▸ WRITTEN TASK:
What lines of the data hold the string "text"? Pull each one out.
## Start
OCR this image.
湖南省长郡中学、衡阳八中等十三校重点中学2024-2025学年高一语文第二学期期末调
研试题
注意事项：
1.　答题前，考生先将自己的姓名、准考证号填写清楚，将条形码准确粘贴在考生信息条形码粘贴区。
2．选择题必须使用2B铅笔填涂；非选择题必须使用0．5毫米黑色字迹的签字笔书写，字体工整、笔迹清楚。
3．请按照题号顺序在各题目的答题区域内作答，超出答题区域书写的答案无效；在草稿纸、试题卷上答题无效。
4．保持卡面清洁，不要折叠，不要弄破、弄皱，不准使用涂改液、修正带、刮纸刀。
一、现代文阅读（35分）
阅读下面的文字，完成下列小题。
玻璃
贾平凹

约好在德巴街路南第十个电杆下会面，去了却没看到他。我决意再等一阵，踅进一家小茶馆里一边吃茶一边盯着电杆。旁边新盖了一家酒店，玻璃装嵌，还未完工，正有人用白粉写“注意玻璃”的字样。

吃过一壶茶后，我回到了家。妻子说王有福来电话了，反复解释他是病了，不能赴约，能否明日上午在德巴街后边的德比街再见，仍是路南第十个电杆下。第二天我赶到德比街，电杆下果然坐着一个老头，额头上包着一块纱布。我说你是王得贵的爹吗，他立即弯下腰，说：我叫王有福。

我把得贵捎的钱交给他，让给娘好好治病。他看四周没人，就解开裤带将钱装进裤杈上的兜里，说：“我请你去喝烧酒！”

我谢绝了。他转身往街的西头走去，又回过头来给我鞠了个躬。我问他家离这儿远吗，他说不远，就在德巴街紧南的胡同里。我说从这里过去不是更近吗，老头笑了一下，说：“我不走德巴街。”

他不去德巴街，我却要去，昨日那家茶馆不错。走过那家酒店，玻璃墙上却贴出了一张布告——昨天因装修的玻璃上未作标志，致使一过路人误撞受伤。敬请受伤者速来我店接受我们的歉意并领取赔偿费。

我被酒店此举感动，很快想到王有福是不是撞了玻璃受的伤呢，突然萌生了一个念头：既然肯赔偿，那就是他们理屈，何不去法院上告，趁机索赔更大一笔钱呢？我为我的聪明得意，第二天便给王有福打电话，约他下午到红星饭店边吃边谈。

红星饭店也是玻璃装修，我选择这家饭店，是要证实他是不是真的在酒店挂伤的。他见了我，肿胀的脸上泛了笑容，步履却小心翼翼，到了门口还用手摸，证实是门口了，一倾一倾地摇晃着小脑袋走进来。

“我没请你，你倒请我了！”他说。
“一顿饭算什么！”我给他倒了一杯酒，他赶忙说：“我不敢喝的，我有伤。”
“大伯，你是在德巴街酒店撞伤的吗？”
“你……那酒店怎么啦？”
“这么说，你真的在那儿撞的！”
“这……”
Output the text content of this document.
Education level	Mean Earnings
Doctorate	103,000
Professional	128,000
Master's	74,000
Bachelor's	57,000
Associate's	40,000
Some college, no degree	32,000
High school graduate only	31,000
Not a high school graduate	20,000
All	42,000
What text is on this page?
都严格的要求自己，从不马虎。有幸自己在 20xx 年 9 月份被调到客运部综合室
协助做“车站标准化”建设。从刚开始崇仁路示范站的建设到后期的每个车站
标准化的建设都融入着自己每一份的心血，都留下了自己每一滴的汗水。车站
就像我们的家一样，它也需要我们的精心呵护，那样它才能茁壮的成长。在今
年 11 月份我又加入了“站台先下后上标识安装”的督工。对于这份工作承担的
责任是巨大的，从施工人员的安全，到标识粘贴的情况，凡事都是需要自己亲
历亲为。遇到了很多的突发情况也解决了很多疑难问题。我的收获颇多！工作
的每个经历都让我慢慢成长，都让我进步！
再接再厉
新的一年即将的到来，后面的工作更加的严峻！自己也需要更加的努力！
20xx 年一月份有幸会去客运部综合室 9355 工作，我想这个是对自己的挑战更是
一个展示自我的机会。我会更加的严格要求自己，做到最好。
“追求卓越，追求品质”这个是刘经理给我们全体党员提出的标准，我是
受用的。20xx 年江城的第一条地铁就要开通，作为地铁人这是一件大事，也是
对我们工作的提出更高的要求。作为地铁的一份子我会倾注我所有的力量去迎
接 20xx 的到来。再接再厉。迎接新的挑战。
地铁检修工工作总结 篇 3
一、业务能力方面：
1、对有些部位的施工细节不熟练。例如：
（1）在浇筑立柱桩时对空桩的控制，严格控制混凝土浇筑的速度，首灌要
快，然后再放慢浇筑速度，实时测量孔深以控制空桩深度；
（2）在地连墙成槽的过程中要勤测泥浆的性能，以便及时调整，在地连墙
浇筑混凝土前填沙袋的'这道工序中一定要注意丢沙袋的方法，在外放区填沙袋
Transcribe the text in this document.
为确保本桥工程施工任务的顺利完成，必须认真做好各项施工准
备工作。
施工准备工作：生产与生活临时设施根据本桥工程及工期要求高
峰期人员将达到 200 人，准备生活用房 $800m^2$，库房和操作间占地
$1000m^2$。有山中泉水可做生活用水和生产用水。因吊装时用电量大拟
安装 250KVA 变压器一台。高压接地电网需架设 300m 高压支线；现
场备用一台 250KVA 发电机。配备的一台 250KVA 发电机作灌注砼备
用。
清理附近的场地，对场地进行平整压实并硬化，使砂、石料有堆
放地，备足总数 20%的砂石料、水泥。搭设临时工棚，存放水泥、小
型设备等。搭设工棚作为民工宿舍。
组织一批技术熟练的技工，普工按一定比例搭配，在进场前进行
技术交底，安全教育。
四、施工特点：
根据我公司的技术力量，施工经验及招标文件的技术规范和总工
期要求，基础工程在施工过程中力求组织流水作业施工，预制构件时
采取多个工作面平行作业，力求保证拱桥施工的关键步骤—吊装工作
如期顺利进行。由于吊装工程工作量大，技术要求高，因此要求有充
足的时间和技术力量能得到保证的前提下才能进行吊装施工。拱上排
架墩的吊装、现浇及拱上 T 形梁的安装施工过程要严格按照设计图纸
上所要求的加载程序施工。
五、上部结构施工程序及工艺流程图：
## End
▸ WRITTEN ANSWER:
Output the text content of this document.
What text is on this page?
Transcribe the text in this document.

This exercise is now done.